GIVEN REQUEST –
Copy out every line of the records where the string "good" occurs.

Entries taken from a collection
──────

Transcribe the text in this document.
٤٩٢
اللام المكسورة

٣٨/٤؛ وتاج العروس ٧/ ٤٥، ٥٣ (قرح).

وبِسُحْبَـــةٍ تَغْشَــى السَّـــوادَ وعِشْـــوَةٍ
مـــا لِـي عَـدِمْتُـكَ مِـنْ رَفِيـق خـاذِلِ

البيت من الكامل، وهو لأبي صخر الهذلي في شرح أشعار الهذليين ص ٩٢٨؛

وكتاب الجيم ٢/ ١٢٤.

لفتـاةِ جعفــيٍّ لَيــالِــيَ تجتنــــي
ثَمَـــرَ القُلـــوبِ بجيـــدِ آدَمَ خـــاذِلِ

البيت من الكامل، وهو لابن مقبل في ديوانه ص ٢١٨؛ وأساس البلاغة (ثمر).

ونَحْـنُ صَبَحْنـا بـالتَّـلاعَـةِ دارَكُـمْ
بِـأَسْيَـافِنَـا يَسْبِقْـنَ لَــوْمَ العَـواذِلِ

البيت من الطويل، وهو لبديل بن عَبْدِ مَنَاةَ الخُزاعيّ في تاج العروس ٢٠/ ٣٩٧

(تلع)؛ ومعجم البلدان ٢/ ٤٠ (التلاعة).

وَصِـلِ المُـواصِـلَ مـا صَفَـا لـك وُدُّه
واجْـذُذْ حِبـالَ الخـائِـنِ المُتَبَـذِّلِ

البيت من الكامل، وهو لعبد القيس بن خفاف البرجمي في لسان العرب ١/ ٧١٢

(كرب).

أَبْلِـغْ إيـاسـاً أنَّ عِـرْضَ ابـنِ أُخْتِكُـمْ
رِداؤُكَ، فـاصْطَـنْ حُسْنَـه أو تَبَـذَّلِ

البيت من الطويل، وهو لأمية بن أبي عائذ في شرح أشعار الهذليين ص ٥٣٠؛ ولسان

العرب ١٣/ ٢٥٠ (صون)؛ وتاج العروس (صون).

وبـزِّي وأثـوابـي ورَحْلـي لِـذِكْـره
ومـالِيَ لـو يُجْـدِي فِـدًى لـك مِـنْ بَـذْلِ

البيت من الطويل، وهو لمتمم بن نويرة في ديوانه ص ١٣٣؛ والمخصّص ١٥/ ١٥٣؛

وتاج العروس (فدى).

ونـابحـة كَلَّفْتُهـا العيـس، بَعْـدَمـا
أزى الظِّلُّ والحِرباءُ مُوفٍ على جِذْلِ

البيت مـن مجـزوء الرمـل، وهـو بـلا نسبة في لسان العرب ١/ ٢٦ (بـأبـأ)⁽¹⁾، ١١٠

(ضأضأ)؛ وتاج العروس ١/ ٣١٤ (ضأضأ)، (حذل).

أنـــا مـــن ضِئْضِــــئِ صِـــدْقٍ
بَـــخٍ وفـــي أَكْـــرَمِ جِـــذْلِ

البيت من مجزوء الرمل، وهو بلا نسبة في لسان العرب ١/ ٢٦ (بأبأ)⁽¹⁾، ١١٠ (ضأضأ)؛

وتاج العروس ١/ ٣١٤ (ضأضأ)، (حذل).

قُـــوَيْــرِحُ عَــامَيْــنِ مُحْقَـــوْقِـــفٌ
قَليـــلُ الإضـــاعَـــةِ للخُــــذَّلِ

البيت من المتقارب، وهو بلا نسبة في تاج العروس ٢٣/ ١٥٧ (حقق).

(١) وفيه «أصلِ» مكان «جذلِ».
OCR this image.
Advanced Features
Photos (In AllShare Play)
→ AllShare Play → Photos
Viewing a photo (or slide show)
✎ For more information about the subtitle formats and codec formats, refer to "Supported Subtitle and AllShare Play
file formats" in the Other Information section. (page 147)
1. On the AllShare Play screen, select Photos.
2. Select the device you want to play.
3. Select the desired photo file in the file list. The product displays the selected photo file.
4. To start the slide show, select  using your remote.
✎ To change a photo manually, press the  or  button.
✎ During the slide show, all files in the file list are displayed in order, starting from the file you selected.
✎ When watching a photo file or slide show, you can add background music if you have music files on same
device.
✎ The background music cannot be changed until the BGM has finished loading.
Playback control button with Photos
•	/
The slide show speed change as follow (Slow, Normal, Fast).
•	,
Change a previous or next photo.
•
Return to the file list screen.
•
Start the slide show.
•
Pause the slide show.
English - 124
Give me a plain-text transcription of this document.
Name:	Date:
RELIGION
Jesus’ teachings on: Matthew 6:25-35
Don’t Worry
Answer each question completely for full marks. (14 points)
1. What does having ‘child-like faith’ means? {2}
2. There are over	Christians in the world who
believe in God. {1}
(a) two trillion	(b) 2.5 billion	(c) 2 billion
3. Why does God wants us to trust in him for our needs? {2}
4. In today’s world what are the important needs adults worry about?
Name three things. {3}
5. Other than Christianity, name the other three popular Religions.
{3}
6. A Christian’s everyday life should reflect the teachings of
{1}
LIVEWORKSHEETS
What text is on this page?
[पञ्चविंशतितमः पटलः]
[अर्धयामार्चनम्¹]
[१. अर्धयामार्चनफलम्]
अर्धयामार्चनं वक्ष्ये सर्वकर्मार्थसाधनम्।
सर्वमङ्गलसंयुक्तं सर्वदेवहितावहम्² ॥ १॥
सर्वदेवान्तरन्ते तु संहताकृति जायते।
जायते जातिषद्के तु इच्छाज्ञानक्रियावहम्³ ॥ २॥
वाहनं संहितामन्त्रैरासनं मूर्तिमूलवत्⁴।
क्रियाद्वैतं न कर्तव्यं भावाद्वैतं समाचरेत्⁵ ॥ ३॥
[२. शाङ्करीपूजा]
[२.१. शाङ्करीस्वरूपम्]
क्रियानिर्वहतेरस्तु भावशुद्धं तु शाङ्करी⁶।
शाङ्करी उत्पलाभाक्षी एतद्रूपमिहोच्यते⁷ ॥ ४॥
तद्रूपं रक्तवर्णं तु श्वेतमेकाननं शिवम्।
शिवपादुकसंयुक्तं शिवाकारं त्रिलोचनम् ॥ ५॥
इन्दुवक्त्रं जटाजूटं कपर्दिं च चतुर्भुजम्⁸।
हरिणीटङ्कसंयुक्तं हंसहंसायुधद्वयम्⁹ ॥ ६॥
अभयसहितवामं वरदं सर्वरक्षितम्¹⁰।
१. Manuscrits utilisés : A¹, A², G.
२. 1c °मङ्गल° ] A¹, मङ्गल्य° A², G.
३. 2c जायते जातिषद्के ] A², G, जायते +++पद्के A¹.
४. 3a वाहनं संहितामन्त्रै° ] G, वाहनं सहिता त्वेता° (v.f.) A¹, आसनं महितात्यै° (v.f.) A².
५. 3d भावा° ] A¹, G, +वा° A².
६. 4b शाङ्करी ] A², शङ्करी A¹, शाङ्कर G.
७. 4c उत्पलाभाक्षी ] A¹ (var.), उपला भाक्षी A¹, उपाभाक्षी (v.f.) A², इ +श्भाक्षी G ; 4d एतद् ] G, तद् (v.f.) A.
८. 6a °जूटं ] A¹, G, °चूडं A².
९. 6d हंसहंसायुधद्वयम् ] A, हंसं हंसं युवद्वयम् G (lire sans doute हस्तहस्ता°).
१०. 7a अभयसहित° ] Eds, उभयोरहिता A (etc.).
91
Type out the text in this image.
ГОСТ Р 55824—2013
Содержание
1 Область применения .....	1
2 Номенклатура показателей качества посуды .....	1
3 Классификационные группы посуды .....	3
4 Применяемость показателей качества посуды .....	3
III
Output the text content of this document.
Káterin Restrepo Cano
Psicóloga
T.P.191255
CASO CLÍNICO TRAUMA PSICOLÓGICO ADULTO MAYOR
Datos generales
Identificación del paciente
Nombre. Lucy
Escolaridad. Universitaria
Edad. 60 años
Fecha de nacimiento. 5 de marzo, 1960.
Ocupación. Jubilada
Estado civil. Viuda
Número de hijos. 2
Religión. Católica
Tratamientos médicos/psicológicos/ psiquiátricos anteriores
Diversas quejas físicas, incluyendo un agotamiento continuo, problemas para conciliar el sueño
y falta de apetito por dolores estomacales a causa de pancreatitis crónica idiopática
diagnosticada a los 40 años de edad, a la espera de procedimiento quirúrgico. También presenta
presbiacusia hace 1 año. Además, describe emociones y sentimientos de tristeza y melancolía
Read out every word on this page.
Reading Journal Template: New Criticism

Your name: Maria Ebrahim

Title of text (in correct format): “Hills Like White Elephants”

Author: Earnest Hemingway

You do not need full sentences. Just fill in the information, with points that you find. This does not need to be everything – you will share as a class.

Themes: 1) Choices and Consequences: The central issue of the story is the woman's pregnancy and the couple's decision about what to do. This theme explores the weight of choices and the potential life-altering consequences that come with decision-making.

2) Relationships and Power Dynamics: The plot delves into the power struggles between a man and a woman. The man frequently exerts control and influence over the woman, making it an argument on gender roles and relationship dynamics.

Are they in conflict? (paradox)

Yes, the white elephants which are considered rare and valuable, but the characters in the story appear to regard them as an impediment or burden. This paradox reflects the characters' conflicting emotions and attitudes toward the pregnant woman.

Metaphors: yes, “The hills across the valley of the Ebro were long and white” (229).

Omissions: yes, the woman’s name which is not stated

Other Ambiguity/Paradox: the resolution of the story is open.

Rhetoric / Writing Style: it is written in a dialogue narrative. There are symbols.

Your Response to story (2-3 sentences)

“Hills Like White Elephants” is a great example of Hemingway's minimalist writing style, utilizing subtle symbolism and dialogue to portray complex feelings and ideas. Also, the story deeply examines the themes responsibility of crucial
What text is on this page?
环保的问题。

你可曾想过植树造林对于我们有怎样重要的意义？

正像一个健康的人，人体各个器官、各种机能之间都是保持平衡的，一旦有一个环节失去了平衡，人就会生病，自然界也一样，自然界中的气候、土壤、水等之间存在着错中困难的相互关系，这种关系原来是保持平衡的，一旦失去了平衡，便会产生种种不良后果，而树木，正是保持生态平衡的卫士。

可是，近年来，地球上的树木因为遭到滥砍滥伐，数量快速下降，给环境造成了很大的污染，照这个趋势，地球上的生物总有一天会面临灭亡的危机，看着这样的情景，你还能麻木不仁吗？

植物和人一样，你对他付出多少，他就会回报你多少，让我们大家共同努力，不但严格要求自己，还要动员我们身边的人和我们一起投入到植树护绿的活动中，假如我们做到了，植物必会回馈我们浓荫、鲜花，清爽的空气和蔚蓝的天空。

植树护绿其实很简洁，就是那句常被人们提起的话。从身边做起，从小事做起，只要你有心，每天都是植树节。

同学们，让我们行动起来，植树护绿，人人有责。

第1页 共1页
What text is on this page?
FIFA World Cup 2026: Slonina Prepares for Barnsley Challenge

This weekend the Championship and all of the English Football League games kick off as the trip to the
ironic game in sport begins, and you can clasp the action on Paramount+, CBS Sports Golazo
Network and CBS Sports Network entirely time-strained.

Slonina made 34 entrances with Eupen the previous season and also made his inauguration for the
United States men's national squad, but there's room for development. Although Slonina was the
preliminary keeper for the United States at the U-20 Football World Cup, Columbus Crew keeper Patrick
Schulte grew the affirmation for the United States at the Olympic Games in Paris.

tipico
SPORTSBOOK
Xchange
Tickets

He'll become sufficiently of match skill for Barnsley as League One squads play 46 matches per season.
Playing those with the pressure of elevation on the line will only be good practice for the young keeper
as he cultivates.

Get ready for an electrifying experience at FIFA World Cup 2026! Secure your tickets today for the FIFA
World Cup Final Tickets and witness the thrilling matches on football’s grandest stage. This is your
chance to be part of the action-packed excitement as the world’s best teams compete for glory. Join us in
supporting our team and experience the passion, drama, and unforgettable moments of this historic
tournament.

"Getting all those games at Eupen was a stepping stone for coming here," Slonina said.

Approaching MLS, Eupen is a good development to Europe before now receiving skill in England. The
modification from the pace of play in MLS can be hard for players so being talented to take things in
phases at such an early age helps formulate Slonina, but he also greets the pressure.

──────

ANSWER TO THE PROBLEM –
Playing those with the pressure of elevation on the line will only be good practice for the young keeper
Approaching MLS, Eupen is a good development to Europe before now receiving skill in England. The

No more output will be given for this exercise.